→ Prompt: Transcribe every line of the records verbatim.

++++++

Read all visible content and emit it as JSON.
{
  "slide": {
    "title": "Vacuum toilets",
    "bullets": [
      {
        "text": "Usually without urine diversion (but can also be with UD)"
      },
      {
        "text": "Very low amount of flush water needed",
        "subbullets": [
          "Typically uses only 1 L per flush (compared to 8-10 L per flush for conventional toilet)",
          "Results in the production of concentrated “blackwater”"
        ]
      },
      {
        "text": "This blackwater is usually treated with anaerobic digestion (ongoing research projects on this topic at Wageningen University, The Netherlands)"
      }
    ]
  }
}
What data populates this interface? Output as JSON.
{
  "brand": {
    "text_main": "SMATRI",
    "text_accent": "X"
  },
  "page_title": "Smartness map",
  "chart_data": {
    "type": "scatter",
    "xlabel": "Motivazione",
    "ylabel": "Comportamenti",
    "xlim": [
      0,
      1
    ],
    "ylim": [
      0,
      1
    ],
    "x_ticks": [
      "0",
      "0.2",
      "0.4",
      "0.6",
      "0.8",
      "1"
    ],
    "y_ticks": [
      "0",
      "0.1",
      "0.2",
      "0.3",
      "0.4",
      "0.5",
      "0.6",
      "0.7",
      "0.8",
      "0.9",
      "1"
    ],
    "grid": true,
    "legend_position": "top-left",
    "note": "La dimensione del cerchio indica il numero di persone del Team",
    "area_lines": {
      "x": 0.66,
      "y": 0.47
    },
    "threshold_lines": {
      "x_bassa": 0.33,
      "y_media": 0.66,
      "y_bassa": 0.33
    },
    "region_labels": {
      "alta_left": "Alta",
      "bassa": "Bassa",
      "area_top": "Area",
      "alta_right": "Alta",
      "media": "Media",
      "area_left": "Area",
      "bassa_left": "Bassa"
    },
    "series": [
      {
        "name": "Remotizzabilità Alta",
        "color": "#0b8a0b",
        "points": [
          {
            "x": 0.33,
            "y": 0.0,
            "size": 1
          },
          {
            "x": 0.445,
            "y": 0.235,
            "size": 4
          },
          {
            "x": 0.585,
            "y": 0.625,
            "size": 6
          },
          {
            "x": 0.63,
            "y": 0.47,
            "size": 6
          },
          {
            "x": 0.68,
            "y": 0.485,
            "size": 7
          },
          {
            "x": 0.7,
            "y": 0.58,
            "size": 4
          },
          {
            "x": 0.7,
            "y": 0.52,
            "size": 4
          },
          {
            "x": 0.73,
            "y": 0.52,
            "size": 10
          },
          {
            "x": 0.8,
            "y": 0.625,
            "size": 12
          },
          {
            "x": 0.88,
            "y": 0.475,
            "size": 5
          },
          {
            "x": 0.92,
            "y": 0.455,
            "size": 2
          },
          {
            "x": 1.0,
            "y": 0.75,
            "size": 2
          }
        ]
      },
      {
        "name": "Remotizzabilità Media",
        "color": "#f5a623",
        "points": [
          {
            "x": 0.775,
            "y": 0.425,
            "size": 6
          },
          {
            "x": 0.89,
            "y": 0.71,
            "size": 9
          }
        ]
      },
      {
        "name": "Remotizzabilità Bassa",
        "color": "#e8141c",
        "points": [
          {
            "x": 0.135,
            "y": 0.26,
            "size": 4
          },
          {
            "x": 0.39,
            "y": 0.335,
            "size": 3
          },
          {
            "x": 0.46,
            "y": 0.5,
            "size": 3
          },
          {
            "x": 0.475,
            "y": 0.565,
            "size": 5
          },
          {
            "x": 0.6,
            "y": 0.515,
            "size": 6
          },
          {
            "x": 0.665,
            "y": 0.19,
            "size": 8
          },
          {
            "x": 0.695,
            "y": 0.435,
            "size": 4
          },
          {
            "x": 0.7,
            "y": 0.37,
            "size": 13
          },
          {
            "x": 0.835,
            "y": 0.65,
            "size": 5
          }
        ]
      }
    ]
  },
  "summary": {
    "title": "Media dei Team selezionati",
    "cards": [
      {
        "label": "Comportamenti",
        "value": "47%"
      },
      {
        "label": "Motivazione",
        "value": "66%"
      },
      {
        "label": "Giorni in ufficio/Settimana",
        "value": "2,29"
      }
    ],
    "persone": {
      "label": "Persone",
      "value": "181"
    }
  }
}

++++++

→ Correct output:
Read all visible content and emit it as JSON.
{
  "slide": {
    "title": "Vacuum toilets",
    "bullets": [
      {
        "text": "Usually without urine diversion (but can also be with UD)"
      },
      {
        "text": "Very low amount of flush water needed",
        "subbullets": [
          "Typically uses only 1 L per flush (compared to 8-10 L per flush for conventional toilet)",
          "Results in the production of concentrated “blackwater”"
        ]
      },
      {
        "text": "This blackwater is usually treated with anaerobic digestion (ongoing research projects on this topic at Wageningen University, The Netherlands)"
      }
    ]
  }
}
What data populates this interface? Output as JSON.
{
  "brand": {
    "text_main": "SMATRI",
    "text_accent": "X"
  },
  "page_title": "Smartness map",
  "chart_data": {
    "type": "scatter",
    "xlabel": "Motivazione",
    "ylabel": "Comportamenti",
    "xlim": [
      0,
      1
    ],
    "ylim": [
      0,
      1
    ],
    "x_ticks": [
      "0",
      "0.2",
      "0.4",
      "0.6",
      "0.8",
      "1"
    ],
    "y_ticks": [
      "0",
      "0.1",
      "0.2",
      "0.3",
      "0.4",
      "0.5",
      "0.6",
      "0.7",
      "0.8",
      "0.9",
      "1"
    ],
    "grid": true,
    "legend_position": "top-left",
    "note": "La dimensione del cerchio indica il numero di persone del Team",
    "area_lines": {
      "x": 0.66,
      "y": 0.47
    },
    "threshold_lines": {
      "x_bassa": 0.33,
      "y_media": 0.66,
      "y_bassa": 0.33
    },
    "region_labels": {
      "alta_left": "Alta",
      "bassa": "Bassa",
      "area_top": "Area",
      "alta_right": "Alta",
      "media": "Media",
      "area_left": "Area",
      "bassa_left": "Bassa"
    },
    "series": [
      {
        "name": "Remotizzabilità Alta",
        "color": "#0b8a0b",
        "points": [
          {
            "x": 0.33,
            "y": 0.0,
            "size": 1
          },
          {
            "x": 0.445,
            "y": 0.235,
            "size": 4
          },
          {
            "x": 0.585,
            "y": 0.625,
            "size": 6
          },
          {
            "x": 0.63,
            "y": 0.47,
            "size": 6
          },
          {
            "x": 0.68,
            "y": 0.485,
            "size": 7
          },
          {
            "x": 0.7,
            "y": 0.58,
            "size": 4
          },
          {
            "x": 0.7,
            "y": 0.52,
            "size": 4
          },
          {
            "x": 0.73,
            "y": 0.52,
            "size": 10
          },
          {
            "x": 0.8,
            "y": 0.625,
            "size": 12
          },
          {
            "x": 0.88,
            "y": 0.475,
            "size": 5
          },
          {
            "x": 0.92,
            "y": 0.455,
            "size": 2
          },
          {
            "x": 1.0,
            "y": 0.75,
            "size": 2
          }
        ]
      },
      {
        "name": "Remotizzabilità Media",
        "color": "#f5a623",
        "points": [
          {
            "x": 0.775,
            "y": 0.425,
            "size": 6
          },
          {
            "x": 0.89,
            "y": 0.71,
            "size": 9
          }
        ]
      },
      {
        "name": "Remotizzabilità Bassa",
        "color": "#e8141c",
        "points": [
          {
            "x": 0.135,
            "y": 0.26,
            "size": 4
          },
          {
            "x": 0.39,
            "y": 0.335,
            "size": 3
          },
          {
            "x": 0.46,
            "y": 0.5,
            "size": 3
          },
          {
            "x": 0.475,
            "y": 0.565,
            "size": 5
          },
          {
            "x": 0.6,
            "y": 0.515,
            "size": 6
          },
          {
            "x": 0.665,
            "y": 0.19,
            "size": 8
          },
          {
            "x": 0.695,
            "y": 0.435,
            "size": 4
          },
          {
            "x": 0.7,
            "y": 0.37,
            "size": 13
          },
          {
            "x": 0.835,
            "y": 0.65,
            "size": 5
          }
        ]
      }
    ]
  },
  "summary": {
    "title": "Media dei Team selezionati",
    "cards": [
      {
        "label": "Comportamenti",
        "value": "47%"
      },
      {
        "label": "Motivazione",
        "value": "66%"
      },
      {
        "label": "Giorni in ufficio/Settimana",
        "value": "2,29"
      }
    ],
    "persone": {
      "label": "Persone",
      "value": "181"
    }
  }
}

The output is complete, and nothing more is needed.